### Your task
From the entries below, please gather each line containing the string "Isabelle".

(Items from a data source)
-=-=-=-=-

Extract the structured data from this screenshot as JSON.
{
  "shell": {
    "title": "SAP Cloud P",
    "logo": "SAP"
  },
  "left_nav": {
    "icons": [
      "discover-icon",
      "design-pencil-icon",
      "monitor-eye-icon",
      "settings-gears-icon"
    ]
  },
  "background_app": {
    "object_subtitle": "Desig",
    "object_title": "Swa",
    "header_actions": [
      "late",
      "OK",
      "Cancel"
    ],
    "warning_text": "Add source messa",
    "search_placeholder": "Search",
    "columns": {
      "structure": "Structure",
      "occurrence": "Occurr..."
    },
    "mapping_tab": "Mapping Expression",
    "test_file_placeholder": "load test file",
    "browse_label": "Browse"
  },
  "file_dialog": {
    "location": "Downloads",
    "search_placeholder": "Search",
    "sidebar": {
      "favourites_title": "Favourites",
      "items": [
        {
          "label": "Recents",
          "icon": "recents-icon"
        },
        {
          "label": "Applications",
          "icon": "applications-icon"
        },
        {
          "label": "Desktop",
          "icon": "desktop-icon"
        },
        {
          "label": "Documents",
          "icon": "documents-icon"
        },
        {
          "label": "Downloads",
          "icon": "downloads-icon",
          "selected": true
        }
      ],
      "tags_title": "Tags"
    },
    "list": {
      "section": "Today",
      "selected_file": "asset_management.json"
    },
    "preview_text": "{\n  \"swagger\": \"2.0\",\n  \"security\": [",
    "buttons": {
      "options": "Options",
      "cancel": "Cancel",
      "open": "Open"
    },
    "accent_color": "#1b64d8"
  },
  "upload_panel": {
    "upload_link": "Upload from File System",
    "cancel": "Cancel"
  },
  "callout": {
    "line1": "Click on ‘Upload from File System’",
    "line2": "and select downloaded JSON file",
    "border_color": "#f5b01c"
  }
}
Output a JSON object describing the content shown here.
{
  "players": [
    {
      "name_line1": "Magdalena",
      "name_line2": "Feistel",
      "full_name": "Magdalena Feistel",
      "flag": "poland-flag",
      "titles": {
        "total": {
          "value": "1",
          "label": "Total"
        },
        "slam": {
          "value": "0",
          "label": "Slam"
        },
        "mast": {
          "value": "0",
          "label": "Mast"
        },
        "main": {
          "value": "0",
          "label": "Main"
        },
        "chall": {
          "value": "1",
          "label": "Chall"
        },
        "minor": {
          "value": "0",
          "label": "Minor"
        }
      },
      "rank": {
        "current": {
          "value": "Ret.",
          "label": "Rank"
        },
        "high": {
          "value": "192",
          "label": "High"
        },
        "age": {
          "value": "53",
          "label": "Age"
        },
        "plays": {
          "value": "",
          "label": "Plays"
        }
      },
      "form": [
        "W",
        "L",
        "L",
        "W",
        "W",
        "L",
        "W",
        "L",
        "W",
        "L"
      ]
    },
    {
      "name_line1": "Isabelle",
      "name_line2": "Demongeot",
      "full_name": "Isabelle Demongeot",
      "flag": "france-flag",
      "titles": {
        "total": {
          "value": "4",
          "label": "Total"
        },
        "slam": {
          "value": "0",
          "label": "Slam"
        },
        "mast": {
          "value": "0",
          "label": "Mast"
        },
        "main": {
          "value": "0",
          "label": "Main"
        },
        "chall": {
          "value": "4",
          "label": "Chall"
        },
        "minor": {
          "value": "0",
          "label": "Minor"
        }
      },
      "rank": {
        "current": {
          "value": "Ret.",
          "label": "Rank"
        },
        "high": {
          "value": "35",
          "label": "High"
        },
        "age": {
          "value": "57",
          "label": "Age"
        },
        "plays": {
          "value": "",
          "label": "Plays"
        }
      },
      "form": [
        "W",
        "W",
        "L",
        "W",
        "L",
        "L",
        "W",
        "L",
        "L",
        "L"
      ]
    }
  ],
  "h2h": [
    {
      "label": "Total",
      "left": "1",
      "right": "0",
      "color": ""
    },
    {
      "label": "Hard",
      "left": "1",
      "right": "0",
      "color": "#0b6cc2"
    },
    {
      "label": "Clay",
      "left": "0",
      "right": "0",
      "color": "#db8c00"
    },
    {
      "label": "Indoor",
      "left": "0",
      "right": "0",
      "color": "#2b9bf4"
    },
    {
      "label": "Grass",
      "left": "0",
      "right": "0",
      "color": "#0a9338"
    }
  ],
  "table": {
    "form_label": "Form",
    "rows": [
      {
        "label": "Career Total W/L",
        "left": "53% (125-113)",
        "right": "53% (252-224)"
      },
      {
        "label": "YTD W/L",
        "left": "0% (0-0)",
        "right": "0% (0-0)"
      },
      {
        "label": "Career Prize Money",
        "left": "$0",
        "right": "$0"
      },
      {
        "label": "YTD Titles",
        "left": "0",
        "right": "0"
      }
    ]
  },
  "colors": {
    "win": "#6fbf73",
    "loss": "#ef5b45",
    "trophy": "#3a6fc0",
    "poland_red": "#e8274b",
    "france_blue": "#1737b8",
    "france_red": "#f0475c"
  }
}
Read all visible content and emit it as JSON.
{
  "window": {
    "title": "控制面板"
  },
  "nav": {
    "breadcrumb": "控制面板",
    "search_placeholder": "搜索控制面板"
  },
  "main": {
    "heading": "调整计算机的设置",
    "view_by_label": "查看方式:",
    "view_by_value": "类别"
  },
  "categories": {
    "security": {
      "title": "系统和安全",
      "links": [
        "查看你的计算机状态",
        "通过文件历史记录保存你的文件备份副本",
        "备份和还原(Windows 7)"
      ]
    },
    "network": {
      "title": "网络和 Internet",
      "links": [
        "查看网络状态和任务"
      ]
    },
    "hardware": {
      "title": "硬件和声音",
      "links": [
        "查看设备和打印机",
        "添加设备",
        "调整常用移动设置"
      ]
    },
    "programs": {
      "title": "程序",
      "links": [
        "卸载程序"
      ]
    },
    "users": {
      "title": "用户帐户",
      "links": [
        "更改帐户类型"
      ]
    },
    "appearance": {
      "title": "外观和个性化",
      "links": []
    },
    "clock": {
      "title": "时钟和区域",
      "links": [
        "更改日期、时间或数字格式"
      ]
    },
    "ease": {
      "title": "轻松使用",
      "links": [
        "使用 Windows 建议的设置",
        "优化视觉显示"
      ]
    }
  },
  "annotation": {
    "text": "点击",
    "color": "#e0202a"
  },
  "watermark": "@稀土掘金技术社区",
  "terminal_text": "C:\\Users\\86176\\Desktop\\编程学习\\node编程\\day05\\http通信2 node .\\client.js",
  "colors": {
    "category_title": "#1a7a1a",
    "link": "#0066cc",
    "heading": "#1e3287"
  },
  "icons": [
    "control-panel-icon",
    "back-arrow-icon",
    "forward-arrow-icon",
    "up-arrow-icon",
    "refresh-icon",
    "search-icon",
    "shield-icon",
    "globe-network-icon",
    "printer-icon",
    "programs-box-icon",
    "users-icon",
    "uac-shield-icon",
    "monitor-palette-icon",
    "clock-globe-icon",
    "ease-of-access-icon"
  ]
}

-=-=-=-=-

### Answer to the task
      "name_line1": "Isabelle",
      "full_name": "Isabelle Demongeot",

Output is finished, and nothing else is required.